Material.
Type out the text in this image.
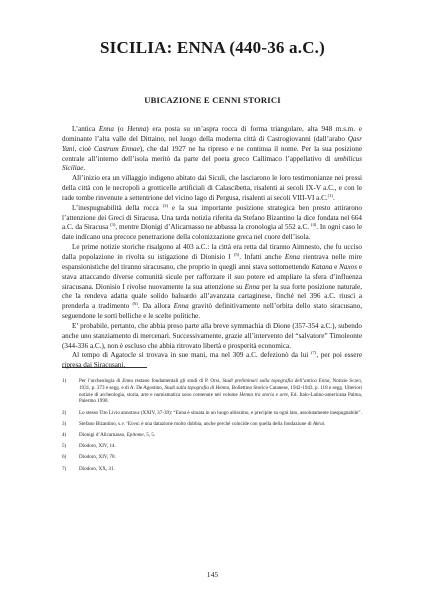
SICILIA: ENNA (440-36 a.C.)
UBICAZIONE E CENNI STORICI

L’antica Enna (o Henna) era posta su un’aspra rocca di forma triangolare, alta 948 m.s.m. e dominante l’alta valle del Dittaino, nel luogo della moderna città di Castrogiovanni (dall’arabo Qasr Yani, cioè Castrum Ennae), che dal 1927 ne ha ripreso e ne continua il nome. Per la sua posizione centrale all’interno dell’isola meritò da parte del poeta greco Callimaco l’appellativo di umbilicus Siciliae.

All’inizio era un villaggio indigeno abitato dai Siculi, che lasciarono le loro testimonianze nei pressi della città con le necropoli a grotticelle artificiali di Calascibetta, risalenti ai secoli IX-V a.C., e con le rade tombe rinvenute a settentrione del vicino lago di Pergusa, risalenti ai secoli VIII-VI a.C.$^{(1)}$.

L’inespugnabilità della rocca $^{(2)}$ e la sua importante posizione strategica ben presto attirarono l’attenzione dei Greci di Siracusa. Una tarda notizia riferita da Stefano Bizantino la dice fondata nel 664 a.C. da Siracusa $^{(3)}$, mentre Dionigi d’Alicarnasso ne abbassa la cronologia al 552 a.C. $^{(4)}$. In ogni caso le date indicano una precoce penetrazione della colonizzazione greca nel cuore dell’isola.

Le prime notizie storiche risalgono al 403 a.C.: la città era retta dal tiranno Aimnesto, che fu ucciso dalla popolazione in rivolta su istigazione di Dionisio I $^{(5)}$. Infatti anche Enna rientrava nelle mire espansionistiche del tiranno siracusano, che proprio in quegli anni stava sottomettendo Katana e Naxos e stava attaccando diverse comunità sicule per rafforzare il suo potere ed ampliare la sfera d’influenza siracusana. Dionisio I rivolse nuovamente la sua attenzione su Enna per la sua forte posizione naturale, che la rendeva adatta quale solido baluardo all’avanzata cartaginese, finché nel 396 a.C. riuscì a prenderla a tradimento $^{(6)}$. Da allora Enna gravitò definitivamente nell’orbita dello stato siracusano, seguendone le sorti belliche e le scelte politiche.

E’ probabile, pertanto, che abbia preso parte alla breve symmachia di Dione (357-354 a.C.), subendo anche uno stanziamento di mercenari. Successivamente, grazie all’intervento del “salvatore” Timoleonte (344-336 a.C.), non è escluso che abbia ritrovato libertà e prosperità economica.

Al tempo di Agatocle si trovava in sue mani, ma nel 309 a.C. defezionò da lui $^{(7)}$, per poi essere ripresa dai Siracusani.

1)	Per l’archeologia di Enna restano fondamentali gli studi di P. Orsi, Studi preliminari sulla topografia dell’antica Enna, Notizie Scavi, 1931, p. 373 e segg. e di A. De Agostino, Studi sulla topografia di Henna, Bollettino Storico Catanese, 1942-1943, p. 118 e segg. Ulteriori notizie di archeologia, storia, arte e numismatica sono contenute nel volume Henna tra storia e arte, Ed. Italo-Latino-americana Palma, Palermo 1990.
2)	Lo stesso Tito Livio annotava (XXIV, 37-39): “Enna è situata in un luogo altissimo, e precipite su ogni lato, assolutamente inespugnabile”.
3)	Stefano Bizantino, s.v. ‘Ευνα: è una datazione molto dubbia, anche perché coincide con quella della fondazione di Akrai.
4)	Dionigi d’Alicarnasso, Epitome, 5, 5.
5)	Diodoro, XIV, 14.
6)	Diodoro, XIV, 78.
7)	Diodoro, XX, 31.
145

---

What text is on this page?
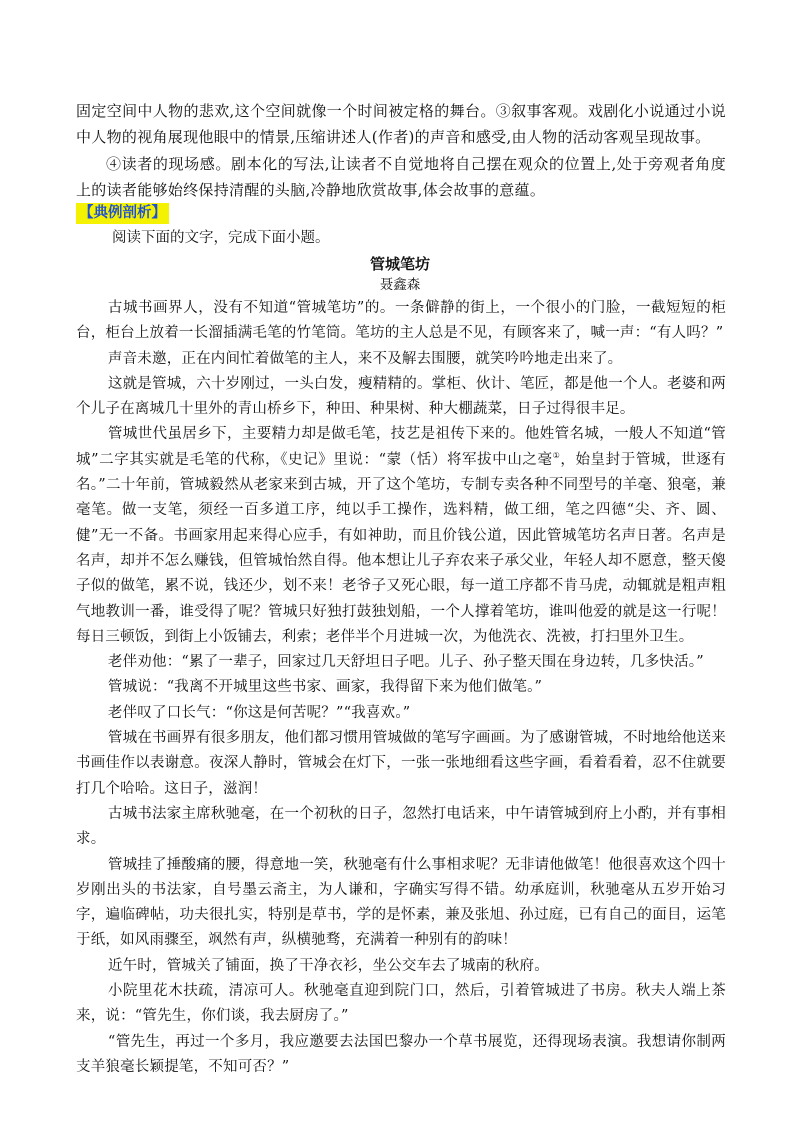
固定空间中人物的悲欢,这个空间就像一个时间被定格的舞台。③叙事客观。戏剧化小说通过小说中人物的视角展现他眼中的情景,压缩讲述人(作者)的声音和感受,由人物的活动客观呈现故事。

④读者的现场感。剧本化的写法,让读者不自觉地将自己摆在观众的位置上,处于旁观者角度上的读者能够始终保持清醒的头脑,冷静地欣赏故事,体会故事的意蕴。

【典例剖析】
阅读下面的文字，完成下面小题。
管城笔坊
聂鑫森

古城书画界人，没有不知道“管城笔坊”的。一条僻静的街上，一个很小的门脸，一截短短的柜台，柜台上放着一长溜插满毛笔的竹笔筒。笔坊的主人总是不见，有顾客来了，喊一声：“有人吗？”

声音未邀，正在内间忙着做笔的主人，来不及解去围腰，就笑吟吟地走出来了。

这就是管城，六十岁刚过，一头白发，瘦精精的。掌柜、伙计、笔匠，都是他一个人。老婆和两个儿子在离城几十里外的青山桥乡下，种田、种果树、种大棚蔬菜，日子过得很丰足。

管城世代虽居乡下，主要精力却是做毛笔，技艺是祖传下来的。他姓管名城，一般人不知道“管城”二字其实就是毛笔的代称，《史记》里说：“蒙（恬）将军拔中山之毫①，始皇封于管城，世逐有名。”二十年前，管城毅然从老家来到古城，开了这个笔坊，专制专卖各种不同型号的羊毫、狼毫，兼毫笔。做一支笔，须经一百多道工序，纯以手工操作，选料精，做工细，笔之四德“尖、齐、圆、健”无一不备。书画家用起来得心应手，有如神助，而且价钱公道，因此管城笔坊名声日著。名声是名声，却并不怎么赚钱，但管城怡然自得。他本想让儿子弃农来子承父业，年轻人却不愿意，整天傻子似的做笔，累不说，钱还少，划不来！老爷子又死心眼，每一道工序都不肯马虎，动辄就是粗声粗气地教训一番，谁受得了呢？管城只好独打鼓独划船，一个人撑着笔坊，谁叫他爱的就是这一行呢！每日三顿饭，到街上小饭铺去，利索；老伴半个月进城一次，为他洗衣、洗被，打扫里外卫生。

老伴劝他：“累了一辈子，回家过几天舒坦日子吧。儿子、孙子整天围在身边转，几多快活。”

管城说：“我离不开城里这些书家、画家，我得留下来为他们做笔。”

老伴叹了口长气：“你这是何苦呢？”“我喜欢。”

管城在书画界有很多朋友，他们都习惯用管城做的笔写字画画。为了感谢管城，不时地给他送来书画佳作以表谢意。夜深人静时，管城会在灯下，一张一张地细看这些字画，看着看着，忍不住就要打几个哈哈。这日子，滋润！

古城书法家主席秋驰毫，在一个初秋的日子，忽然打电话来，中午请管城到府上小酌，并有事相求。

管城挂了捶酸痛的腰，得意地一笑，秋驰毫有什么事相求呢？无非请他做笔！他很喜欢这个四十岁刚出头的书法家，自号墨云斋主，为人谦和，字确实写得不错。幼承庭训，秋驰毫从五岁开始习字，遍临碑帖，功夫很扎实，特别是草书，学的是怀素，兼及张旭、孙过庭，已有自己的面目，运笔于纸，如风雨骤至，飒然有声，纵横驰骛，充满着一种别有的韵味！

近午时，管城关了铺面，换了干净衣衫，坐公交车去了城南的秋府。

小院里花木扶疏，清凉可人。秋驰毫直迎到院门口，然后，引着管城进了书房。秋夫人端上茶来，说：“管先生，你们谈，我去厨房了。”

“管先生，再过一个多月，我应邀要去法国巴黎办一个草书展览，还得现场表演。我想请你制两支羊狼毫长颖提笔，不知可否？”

Stated goal.
Show each line of the listing that holds the string "Bizantino".

Exercise answer.
L’inespugnabilità della rocca $^{(2)}$ e la sua importante posizione strategica ben presto attirarono l’attenzione dei Greci di Siracusa. Una tarda notizia riferita da Stefano Bizantino la dice fondata nel 664 a.C. da Siracusa $^{(3)}$, mentre Dionigi d’Alicarnasso ne abbassa la cronologia al 552 a.C. $^{(4)}$. In ogni caso le date indicano una precoce penetrazione della colonizzazione greca nel cuore dell’isola.
3)	Stefano Bizantino, s.v. ‘Ευνα: è una datazione molto dubbia, anche perché coincide con quella della fondazione di Akrai.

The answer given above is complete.